----- EXERCISE INPUTS -----
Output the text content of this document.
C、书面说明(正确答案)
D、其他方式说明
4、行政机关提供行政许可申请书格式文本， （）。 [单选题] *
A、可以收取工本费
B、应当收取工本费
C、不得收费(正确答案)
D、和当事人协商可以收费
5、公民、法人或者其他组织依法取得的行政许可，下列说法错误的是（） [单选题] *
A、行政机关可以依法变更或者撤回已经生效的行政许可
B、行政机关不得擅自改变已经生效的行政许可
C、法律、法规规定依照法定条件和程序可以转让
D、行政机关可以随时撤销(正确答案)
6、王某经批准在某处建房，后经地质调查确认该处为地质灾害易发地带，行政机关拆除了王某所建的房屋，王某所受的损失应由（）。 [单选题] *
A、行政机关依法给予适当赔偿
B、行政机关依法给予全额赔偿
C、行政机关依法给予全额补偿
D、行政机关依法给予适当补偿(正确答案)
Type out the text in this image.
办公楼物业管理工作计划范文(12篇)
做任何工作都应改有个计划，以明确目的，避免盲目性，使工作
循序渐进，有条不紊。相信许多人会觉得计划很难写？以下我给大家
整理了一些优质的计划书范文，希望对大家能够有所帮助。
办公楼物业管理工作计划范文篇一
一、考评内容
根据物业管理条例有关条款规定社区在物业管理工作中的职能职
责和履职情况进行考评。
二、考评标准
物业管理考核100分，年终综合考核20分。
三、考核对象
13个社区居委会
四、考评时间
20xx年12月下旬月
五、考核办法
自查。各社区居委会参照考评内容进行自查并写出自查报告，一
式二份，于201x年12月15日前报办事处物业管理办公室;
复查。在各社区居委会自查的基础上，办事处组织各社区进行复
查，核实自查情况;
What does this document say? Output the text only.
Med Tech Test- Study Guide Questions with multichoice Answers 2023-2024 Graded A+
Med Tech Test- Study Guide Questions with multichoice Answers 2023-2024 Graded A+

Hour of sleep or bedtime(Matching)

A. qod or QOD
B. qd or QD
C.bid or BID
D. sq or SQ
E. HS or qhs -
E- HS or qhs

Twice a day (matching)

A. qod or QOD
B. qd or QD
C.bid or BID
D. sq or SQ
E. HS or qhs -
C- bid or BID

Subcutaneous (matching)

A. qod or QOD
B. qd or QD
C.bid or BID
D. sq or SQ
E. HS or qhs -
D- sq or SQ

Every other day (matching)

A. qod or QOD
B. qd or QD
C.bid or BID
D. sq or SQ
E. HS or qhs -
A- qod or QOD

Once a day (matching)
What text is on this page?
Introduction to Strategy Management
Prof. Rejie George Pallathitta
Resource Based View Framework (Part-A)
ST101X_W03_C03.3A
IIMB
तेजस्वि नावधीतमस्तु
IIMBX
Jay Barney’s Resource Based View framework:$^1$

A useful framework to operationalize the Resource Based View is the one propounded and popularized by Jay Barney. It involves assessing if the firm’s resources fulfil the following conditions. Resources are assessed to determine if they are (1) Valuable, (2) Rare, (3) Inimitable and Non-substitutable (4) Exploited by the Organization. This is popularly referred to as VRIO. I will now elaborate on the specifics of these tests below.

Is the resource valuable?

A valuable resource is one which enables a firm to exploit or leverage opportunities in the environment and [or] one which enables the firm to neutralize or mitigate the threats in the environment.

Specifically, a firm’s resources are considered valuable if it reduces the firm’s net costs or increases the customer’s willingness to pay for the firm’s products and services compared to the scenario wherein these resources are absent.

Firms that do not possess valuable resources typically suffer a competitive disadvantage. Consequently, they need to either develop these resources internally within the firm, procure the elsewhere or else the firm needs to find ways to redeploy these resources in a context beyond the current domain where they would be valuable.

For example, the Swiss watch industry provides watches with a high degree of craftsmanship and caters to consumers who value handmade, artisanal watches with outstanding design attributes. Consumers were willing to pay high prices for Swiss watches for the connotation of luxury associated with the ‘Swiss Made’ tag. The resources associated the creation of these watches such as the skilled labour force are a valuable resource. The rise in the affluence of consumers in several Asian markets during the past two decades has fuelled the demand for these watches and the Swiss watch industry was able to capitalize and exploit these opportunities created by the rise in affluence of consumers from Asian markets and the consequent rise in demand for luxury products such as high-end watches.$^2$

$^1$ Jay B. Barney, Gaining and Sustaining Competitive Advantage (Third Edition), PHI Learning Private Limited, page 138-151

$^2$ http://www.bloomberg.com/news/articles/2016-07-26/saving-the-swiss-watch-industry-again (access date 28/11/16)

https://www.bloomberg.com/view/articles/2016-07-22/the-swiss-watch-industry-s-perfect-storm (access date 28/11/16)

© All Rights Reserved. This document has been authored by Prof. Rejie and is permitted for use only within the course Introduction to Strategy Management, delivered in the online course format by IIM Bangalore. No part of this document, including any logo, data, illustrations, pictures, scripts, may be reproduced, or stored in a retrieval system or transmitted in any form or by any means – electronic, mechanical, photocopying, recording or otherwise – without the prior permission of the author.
-----
TASK DETAILS » Using the entries above, please restate each one word for word.

OUTPUT »
Output the text content of this document.
C、书面说明(正确答案)
D、其他方式说明
4、行政机关提供行政许可申请书格式文本， （）。 [单选题] *
A、可以收取工本费
B、应当收取工本费
C、不得收费(正确答案)
D、和当事人协商可以收费
5、公民、法人或者其他组织依法取得的行政许可，下列说法错误的是（） [单选题] *
A、行政机关可以依法变更或者撤回已经生效的行政许可
B、行政机关不得擅自改变已经生效的行政许可
C、法律、法规规定依照法定条件和程序可以转让
D、行政机关可以随时撤销(正确答案)
6、王某经批准在某处建房，后经地质调查确认该处为地质灾害易发地带，行政机关拆除了王某所建的房屋，王某所受的损失应由（）。 [单选题] *
A、行政机关依法给予适当赔偿
B、行政机关依法给予全额赔偿
C、行政机关依法给予全额补偿
D、行政机关依法给予适当补偿(正确答案)
Type out the text in this image.
办公楼物业管理工作计划范文(12篇)
做任何工作都应改有个计划，以明确目的，避免盲目性，使工作
循序渐进，有条不紊。相信许多人会觉得计划很难写？以下我给大家
整理了一些优质的计划书范文，希望对大家能够有所帮助。
办公楼物业管理工作计划范文篇一
一、考评内容
根据物业管理条例有关条款规定社区在物业管理工作中的职能职
责和履职情况进行考评。
二、考评标准
物业管理考核100分，年终综合考核20分。
三、考核对象
13个社区居委会
四、考评时间
20xx年12月下旬月
五、考核办法
自查。各社区居委会参照考评内容进行自查并写出自查报告，一
式二份，于201x年12月15日前报办事处物业管理办公室;
复查。在各社区居委会自查的基础上，办事处组织各社区进行复
查，核实自查情况;
What does this document say? Output the text only.
Med Tech Test- Study Guide Questions with multichoice Answers 2023-2024 Graded A+
Med Tech Test- Study Guide Questions with multichoice Answers 2023-2024 Graded A+

Hour of sleep or bedtime(Matching)

A. qod or QOD
B. qd or QD
C.bid or BID
D. sq or SQ
E. HS or qhs -
E- HS or qhs

Twice a day (matching)

A. qod or QOD
B. qd or QD
C.bid or BID
D. sq or SQ
E. HS or qhs -
C- bid or BID

Subcutaneous (matching)

A. qod or QOD
B. qd or QD
C.bid or BID
D. sq or SQ
E. HS or qhs -
D- sq or SQ

Every other day (matching)

A. qod or QOD
B. qd or QD
C.bid or BID
D. sq or SQ
E. HS or qhs -
A- qod or QOD

Once a day (matching)
What text is on this page?
Introduction to Strategy Management
Prof. Rejie George Pallathitta
Resource Based View Framework (Part-A)
ST101X_W03_C03.3A
IIMB
तेजस्वि नावधीतमस्तु
IIMBX
Jay Barney’s Resource Based View framework:$^1$

A useful framework to operationalize the Resource Based View is the one propounded and popularized by Jay Barney. It involves assessing if the firm’s resources fulfil the following conditions. Resources are assessed to determine if they are (1) Valuable, (2) Rare, (3) Inimitable and Non-substitutable (4) Exploited by the Organization. This is popularly referred to as VRIO. I will now elaborate on the specifics of these tests below.

Is the resource valuable?

A valuable resource is one which enables a firm to exploit or leverage opportunities in the environment and [or] one which enables the firm to neutralize or mitigate the threats in the environment.

Specifically, a firm’s resources are considered valuable if it reduces the firm’s net costs or increases the customer’s willingness to pay for the firm’s products and services compared to the scenario wherein these resources are absent.

Firms that do not possess valuable resources typically suffer a competitive disadvantage. Consequently, they need to either develop these resources internally within the firm, procure the elsewhere or else the firm needs to find ways to redeploy these resources in a context beyond the current domain where they would be valuable.

For example, the Swiss watch industry provides watches with a high degree of craftsmanship and caters to consumers who value handmade, artisanal watches with outstanding design attributes. Consumers were willing to pay high prices for Swiss watches for the connotation of luxury associated with the ‘Swiss Made’ tag. The resources associated the creation of these watches such as the skilled labour force are a valuable resource. The rise in the affluence of consumers in several Asian markets during the past two decades has fuelled the demand for these watches and the Swiss watch industry was able to capitalize and exploit these opportunities created by the rise in affluence of consumers from Asian markets and the consequent rise in demand for luxury products such as high-end watches.$^2$

$^1$ Jay B. Barney, Gaining and Sustaining Competitive Advantage (Third Edition), PHI Learning Private Limited, page 138-151

$^2$ http://www.bloomberg.com/news/articles/2016-07-26/saving-the-swiss-watch-industry-again (access date 28/11/16)

https://www.bloomberg.com/view/articles/2016-07-22/the-swiss-watch-industry-s-perfect-storm (access date 28/11/16)

© All Rights Reserved. This document has been authored by Prof. Rejie and is permitted for use only within the course Introduction to Strategy Management, delivered in the online course format by IIM Bangalore. No part of this document, including any logo, data, illustrations, pictures, scripts, may be reproduced, or stored in a retrieval system or transmitted in any form or by any means – electronic, mechanical, photocopying, recording or otherwise – without the prior permission of the author.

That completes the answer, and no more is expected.